- [Task directions]
Gather all lines in the data that hold the string "JSON".

◇ ◇ ◇

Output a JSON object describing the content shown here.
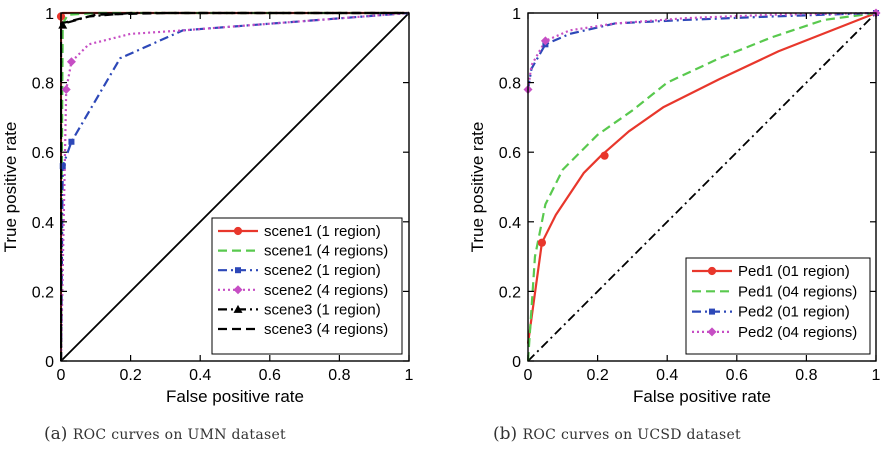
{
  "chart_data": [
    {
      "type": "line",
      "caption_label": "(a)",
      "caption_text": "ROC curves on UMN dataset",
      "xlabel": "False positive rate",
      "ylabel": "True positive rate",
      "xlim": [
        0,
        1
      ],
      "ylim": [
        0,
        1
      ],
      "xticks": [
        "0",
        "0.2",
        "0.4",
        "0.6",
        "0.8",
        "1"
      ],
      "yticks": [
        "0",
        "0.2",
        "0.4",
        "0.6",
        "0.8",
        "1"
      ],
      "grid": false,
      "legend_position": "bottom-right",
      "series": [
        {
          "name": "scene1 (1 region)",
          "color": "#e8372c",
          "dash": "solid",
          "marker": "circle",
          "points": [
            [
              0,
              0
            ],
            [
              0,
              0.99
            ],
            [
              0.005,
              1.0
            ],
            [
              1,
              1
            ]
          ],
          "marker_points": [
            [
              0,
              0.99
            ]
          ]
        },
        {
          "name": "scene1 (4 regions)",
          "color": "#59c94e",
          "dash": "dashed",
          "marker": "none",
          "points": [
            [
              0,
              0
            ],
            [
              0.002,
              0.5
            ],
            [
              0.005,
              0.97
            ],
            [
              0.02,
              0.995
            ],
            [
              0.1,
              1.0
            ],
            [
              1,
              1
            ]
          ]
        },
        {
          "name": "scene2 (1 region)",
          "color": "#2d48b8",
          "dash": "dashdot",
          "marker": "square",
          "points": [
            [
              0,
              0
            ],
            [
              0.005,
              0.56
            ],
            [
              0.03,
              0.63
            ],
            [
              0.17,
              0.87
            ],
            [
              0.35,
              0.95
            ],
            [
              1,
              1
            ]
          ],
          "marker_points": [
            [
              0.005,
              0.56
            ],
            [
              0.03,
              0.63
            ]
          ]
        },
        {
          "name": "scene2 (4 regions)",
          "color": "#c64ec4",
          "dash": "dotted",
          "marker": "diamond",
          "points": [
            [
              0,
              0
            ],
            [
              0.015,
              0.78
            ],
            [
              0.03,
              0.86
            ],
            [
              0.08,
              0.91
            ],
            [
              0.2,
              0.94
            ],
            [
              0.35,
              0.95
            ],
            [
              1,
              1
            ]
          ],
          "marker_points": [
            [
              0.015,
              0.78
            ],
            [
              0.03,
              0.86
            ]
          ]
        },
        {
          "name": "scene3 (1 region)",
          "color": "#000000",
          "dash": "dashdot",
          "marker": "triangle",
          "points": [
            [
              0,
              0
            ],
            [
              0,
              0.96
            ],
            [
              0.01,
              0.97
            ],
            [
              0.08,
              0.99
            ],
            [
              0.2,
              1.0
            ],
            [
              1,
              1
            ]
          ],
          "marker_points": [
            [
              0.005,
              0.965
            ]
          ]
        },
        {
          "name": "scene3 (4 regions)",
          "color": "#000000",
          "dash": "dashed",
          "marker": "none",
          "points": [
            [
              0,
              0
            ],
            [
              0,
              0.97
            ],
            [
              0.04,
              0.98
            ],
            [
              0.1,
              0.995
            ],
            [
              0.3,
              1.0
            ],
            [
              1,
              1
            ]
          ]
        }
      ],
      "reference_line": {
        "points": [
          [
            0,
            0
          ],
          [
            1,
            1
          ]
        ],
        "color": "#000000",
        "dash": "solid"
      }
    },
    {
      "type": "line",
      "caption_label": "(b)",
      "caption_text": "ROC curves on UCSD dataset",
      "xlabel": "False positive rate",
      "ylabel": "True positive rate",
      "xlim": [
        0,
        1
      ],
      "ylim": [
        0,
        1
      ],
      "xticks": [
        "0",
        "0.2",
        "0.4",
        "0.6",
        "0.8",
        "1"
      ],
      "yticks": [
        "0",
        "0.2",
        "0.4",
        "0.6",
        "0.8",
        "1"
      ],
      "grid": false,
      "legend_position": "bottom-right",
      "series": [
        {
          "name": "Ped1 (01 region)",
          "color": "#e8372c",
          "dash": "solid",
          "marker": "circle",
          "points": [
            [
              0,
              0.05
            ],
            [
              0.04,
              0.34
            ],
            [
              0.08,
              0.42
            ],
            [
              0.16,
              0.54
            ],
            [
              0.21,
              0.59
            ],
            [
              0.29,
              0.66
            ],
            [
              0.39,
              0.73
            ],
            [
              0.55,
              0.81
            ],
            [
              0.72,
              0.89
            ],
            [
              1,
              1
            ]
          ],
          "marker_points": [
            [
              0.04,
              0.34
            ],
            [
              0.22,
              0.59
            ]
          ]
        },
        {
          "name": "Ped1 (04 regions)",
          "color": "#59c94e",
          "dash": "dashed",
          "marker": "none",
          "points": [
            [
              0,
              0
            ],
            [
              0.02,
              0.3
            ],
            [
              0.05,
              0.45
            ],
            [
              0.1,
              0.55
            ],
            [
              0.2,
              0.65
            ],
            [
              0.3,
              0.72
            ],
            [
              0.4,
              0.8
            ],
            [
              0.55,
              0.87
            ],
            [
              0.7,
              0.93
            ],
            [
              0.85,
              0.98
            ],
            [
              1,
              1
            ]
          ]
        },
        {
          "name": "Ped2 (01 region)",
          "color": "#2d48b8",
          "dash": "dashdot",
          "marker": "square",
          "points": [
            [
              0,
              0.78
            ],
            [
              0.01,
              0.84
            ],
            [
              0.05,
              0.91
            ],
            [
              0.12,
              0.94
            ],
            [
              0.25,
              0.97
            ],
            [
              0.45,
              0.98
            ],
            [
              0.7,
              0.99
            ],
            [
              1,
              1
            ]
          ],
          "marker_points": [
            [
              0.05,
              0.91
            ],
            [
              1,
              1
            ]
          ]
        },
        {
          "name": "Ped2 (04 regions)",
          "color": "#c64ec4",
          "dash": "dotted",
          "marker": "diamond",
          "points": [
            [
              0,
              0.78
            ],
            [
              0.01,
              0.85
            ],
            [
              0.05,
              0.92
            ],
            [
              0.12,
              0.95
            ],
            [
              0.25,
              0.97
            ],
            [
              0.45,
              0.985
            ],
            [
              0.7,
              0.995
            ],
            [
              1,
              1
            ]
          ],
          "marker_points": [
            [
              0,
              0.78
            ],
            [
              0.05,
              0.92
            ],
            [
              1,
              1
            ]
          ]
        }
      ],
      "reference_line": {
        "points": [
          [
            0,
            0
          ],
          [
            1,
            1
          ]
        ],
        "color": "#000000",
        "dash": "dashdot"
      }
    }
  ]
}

◇ ◇ ◇

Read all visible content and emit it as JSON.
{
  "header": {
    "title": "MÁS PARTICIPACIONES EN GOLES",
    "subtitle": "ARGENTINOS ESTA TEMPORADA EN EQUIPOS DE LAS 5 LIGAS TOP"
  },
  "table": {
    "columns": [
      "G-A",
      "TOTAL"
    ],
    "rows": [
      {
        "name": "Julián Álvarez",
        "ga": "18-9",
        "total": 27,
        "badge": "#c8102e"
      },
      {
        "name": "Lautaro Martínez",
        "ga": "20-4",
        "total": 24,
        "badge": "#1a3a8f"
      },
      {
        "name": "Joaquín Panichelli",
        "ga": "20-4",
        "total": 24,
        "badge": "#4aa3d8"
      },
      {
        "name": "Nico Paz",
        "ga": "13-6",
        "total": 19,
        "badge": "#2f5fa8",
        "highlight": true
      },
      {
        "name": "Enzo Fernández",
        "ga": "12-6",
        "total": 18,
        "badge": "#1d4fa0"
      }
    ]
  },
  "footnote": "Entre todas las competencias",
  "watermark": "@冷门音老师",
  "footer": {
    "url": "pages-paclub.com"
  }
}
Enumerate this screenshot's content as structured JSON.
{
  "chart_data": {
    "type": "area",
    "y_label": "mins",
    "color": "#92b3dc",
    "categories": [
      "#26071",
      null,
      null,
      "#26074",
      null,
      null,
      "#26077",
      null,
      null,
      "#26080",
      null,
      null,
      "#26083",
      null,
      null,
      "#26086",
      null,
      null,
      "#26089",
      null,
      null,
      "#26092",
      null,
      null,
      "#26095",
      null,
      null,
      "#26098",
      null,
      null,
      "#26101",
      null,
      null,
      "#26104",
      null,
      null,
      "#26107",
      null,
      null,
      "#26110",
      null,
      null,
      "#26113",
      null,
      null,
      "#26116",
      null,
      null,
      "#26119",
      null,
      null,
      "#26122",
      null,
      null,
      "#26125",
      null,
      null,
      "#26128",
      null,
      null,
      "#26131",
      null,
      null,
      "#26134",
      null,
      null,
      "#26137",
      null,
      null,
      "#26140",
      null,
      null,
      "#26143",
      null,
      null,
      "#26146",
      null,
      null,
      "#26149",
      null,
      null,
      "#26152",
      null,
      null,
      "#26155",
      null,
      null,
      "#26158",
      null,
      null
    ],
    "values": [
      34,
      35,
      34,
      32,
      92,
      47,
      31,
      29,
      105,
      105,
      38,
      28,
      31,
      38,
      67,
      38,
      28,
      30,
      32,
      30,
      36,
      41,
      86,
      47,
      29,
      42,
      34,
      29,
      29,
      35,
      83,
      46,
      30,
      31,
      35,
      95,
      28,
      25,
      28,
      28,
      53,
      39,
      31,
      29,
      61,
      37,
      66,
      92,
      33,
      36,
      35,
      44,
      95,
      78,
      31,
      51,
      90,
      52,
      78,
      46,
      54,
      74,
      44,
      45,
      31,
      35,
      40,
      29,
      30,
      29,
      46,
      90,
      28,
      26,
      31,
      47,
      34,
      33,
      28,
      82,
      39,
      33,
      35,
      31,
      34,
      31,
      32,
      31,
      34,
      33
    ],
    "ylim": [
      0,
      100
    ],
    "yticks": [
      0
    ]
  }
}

◇ ◇ ◇

- [Full solution]
Output a JSON object describing the content shown here.
Read all visible content and emit it as JSON.
Enumerate this screenshot's content as structured JSON.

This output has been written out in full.